Saved entries:
###

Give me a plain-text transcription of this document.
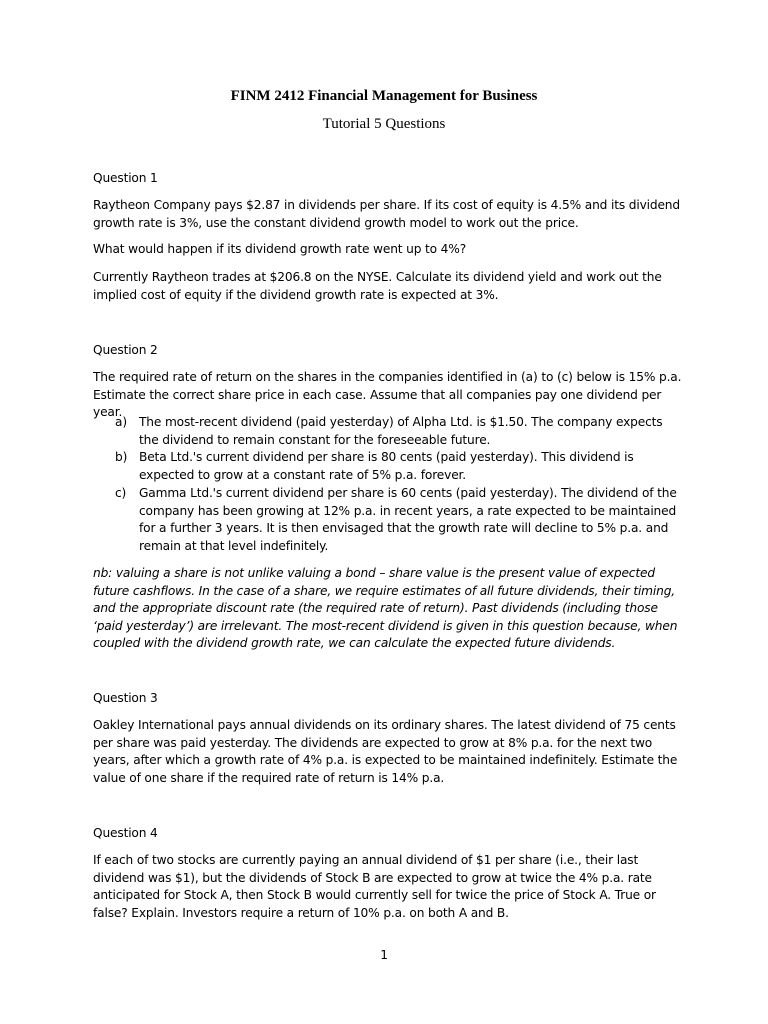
FINM 2412 Financial Management for Business
Tutorial 5 Questions

Question 1

Raytheon Company pays $2.87 in dividends per share. If its cost of equity is 4.5% and its dividend growth rate is 3%, use the constant dividend growth model to work out the price.

What would happen if its dividend growth rate went up to 4%?

Currently Raytheon trades at $206.8 on the NYSE. Calculate its dividend yield and work out the implied cost of equity if the dividend growth rate is expected at 3%.

Question 2

The required rate of return on the shares in the companies identified in (a) to (c) below is 15% p.a. Estimate the correct share price in each case. Assume that all companies pay one dividend per year.

a) The most-recent dividend (paid yesterday) of Alpha Ltd. is $1.50. The company expects the dividend to remain constant for the foreseeable future.
b) Beta Ltd.'s current dividend per share is 80 cents (paid yesterday). This dividend is expected to grow at a constant rate of 5% p.a. forever.
c) Gamma Ltd.'s current dividend per share is 60 cents (paid yesterday). The dividend of the company has been growing at 12% p.a. in recent years, a rate expected to be maintained for a further 3 years. It is then envisaged that the growth rate will decline to 5% p.a. and remain at that level indefinitely.

nb: valuing a share is not unlike valuing a bond – share value is the present value of expected future cashflows. In the case of a share, we require estimates of all future dividends, their timing, and the appropriate discount rate (the required rate of return). Past dividends (including those ‘paid yesterday’) are irrelevant. The most-recent dividend is given in this question because, when coupled with the dividend growth rate, we can calculate the expected future dividends.

Question 3

Oakley International pays annual dividends on its ordinary shares. The latest dividend of 75 cents per share was paid yesterday. The dividends are expected to grow at 8% p.a. for the next two years, after which a growth rate of 4% p.a. is expected to be maintained indefinitely. Estimate the value of one share if the required rate of return is 14% p.a.

Question 4

If each of two stocks are currently paying an annual dividend of $1 per share (i.e., their last dividend was $1), but the dividends of Stock B are expected to grow at twice the 4% p.a. rate anticipated for Stock A, then Stock B would currently sell for twice the price of Stock A. True or false? Explain. Investors require a return of 10% p.a. on both A and B.

1
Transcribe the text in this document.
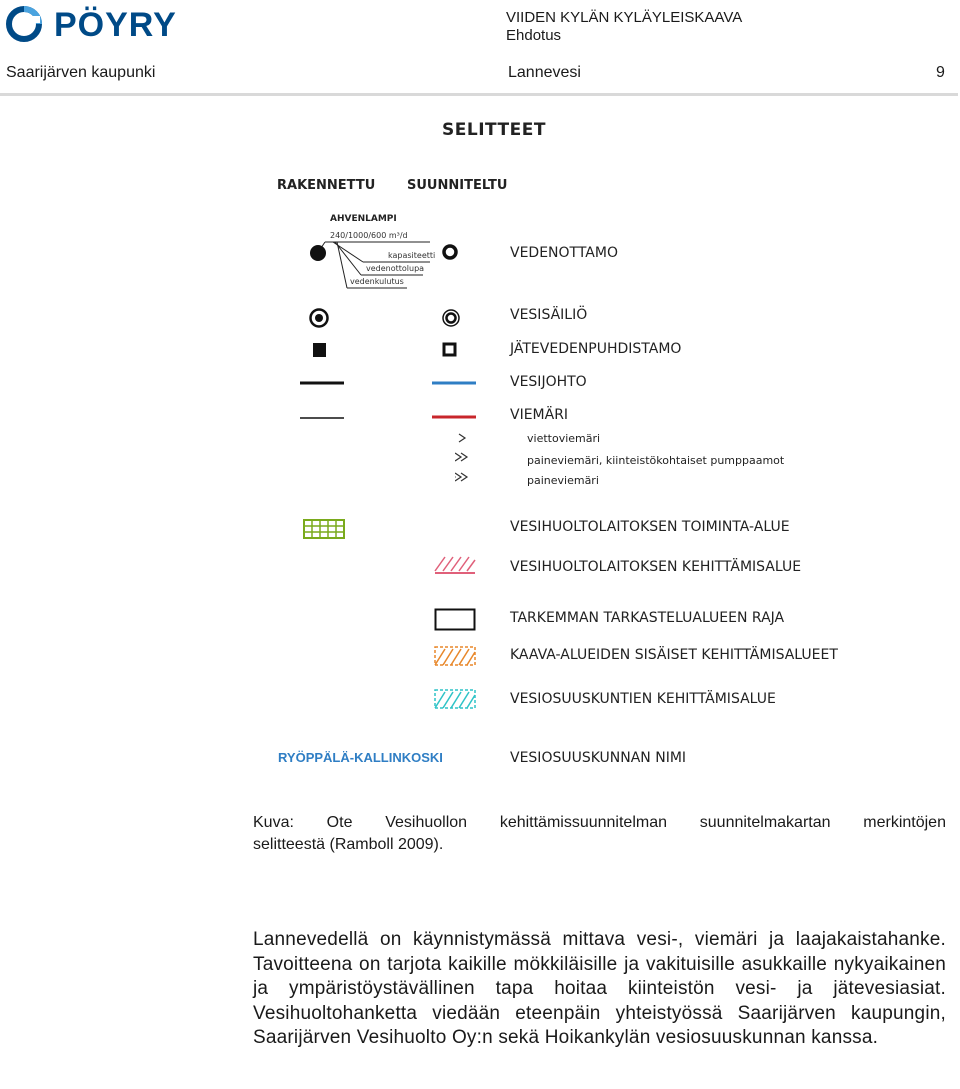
PÖYRY	VIIDEN KYLÄN KYLÄYLEISKAAVA
Ehdotus
Saarijärven kaupunki	Lannevesi	9
SELITTEET
RAKENNETTU SUUNNITELTU
AHVENLAMPI
240/1000/600 m³/d
kapasiteetti
vedenottolupa
vedenkulutus
VEDENOTTAMO
VESISÄILIÖ
JÄTEVEDENPUHDISTAMO
VESIJOHTO
VIEMÄRI
viettoviemäri
paineviemäri, kiinteistökohtaiset pumppaamot
paineviemäri
VESIHUOLTOLAITOKSEN TOIMINTA-ALUE
VESIHUOLTOLAITOKSEN KEHITTÄMISALUE
TARKEMMAN TARKASTELUALUEEN RAJA
KAAVA-ALUEIDEN SISÄISET KEHITTÄMISALUEET
VESIOSUUSKUNTIEN KEHITTÄMISALUE
RYÖPPÄLÄ-KALLINKOSKI	VESIOSUUSKUNNAN NIMI
Kuva: Ote Vesihuollon kehittämissuunnitelman suunnitelmakartan merkintöjen
selitteestä (Ramboll 2009).
Lannevedellä on käynnistymässä mittava vesi-, viemäri ja laajakaistahanke. Tavoitteena on tarjota kaikille mökkiläisille ja vakituisille asukkaille nykyaikainen ja ympäristöystävällinen tapa hoitaa kiinteistön vesi- ja jätevesiasiat. Vesihuoltohanketta viedään eteenpäin yhteistyössä Saarijärven kaupungin, Saarijärven Vesihuolto Oy:n sekä Hoikankylän vesiosuuskunnan kanssa.
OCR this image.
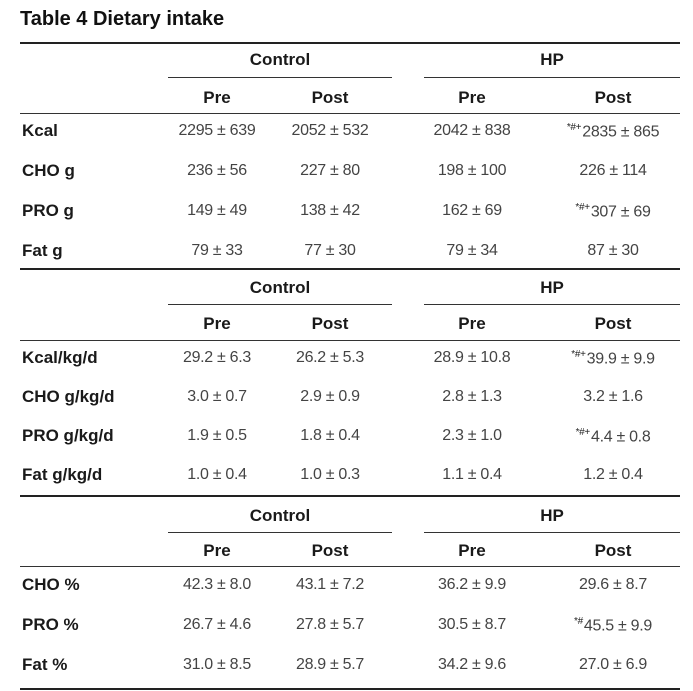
Table 4 Dietary intake
Control	HP
Pre	Post	Pre	Post
Kcal	2295 ± 639	2052 ± 532	2042 ± 838	*#+2835 ± 865
CHO g	236 ± 56	227 ± 80	198 ± 100	226 ± 114
PRO g	149 ± 49	138 ± 42	162 ± 69	*#+307 ± 69
Fat g	79 ± 33	77 ± 30	79 ± 34	87 ± 30
Control	HP
Pre	Post	Pre	Post
Kcal/kg/d	29.2 ± 6.3	26.2 ± 5.3	28.9 ± 10.8	*#+39.9 ± 9.9
CHO g/kg/d	3.0 ± 0.7	2.9 ± 0.9	2.8 ± 1.3	3.2 ± 1.6
PRO g/kg/d	1.9 ± 0.5	1.8 ± 0.4	2.3 ± 1.0	*#+4.4 ± 0.8
Fat g/kg/d	1.0 ± 0.4	1.0 ± 0.3	1.1 ± 0.4	1.2 ± 0.4
Control	HP
Pre	Post	Pre	Post
CHO %	42.3 ± 8.0	43.1 ± 7.2	36.2 ± 9.9	29.6 ± 8.7
PRO %	26.7 ± 4.6	27.8 ± 5.7	30.5 ± 8.7	*#45.5 ± 9.9
Fat %	31.0 ± 8.5	28.9 ± 5.7	34.2 ± 9.6	27.0 ± 6.9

###

Stated problem:
Working from the lines above, reproduce the material exactly and exclude its pictures.

Completed exercise:
Give me a plain-text transcription of this document.
FINM 2412 Financial Management for Business
Tutorial 5 Questions

Question 1

Raytheon Company pays $2.87 in dividends per share. If its cost of equity is 4.5% and its dividend growth rate is 3%, use the constant dividend growth model to work out the price.

What would happen if its dividend growth rate went up to 4%?

Currently Raytheon trades at $206.8 on the NYSE. Calculate its dividend yield and work out the implied cost of equity if the dividend growth rate is expected at 3%.

Question 2

The required rate of return on the shares in the companies identified in (a) to (c) below is 15% p.a. Estimate the correct share price in each case. Assume that all companies pay one dividend per year.

a) The most-recent dividend (paid yesterday) of Alpha Ltd. is $1.50. The company expects the dividend to remain constant for the foreseeable future.
b) Beta Ltd.'s current dividend per share is 80 cents (paid yesterday). This dividend is expected to grow at a constant rate of 5% p.a. forever.
c) Gamma Ltd.'s current dividend per share is 60 cents (paid yesterday). The dividend of the company has been growing at 12% p.a. in recent years, a rate expected to be maintained for a further 3 years. It is then envisaged that the growth rate will decline to 5% p.a. and remain at that level indefinitely.

nb: valuing a share is not unlike valuing a bond – share value is the present value of expected future cashflows. In the case of a share, we require estimates of all future dividends, their timing, and the appropriate discount rate (the required rate of return). Past dividends (including those ‘paid yesterday’) are irrelevant. The most-recent dividend is given in this question because, when coupled with the dividend growth rate, we can calculate the expected future dividends.

Question 3

Oakley International pays annual dividends on its ordinary shares. The latest dividend of 75 cents per share was paid yesterday. The dividends are expected to grow at 8% p.a. for the next two years, after which a growth rate of 4% p.a. is expected to be maintained indefinitely. Estimate the value of one share if the required rate of return is 14% p.a.

Question 4

If each of two stocks are currently paying an annual dividend of $1 per share (i.e., their last dividend was $1), but the dividends of Stock B are expected to grow at twice the 4% p.a. rate anticipated for Stock A, then Stock B would currently sell for twice the price of Stock A. True or false? Explain. Investors require a return of 10% p.a. on both A and B.

1
Transcribe the text in this document.
PÖYRY	VIIDEN KYLÄN KYLÄYLEISKAAVA
Ehdotus
Saarijärven kaupunki	Lannevesi	9
SELITTEET
RAKENNETTU SUUNNITELTU
AHVENLAMPI
240/1000/600 m³/d
kapasiteetti
vedenottolupa
vedenkulutus
VEDENOTTAMO
VESISÄILIÖ
JÄTEVEDENPUHDISTAMO
VESIJOHTO
VIEMÄRI
viettoviemäri
paineviemäri, kiinteistökohtaiset pumppaamot
paineviemäri
VESIHUOLTOLAITOKSEN TOIMINTA-ALUE
VESIHUOLTOLAITOKSEN KEHITTÄMISALUE
TARKEMMAN TARKASTELUALUEEN RAJA
KAAVA-ALUEIDEN SISÄISET KEHITTÄMISALUEET
VESIOSUUSKUNTIEN KEHITTÄMISALUE
RYÖPPÄLÄ-KALLINKOSKI	VESIOSUUSKUNNAN NIMI
Kuva: Ote Vesihuollon kehittämissuunnitelman suunnitelmakartan merkintöjen
selitteestä (Ramboll 2009).
Lannevedellä on käynnistymässä mittava vesi-, viemäri ja laajakaistahanke. Tavoitteena on tarjota kaikille mökkiläisille ja vakituisille asukkaille nykyaikainen ja ympäristöystävällinen tapa hoitaa kiinteistön vesi- ja jätevesiasiat. Vesihuoltohanketta viedään eteenpäin yhteistyössä Saarijärven kaupungin, Saarijärven Vesihuolto Oy:n sekä Hoikankylän vesiosuuskunnan kanssa.
OCR this image.
Table 4 Dietary intake
Control	HP
Pre	Post	Pre	Post
Kcal	2295 ± 639	2052 ± 532	2042 ± 838	*#+2835 ± 865
CHO g	236 ± 56	227 ± 80	198 ± 100	226 ± 114
PRO g	149 ± 49	138 ± 42	162 ± 69	*#+307 ± 69
Fat g	79 ± 33	77 ± 30	79 ± 34	87 ± 30
Control	HP
Pre	Post	Pre	Post
Kcal/kg/d	29.2 ± 6.3	26.2 ± 5.3	28.9 ± 10.8	*#+39.9 ± 9.9
CHO g/kg/d	3.0 ± 0.7	2.9 ± 0.9	2.8 ± 1.3	3.2 ± 1.6
PRO g/kg/d	1.9 ± 0.5	1.8 ± 0.4	2.3 ± 1.0	*#+4.4 ± 0.8
Fat g/kg/d	1.0 ± 0.4	1.0 ± 0.3	1.1 ± 0.4	1.2 ± 0.4
Control	HP
Pre	Post	Pre	Post
CHO %	42.3 ± 8.0	43.1 ± 7.2	36.2 ± 9.9	29.6 ± 8.7
PRO %	26.7 ± 4.6	27.8 ± 5.7	30.5 ± 8.7	*#45.5 ± 9.9
Fat %	31.0 ± 8.5	28.9 ± 5.7	34.2 ± 9.6	27.0 ± 6.9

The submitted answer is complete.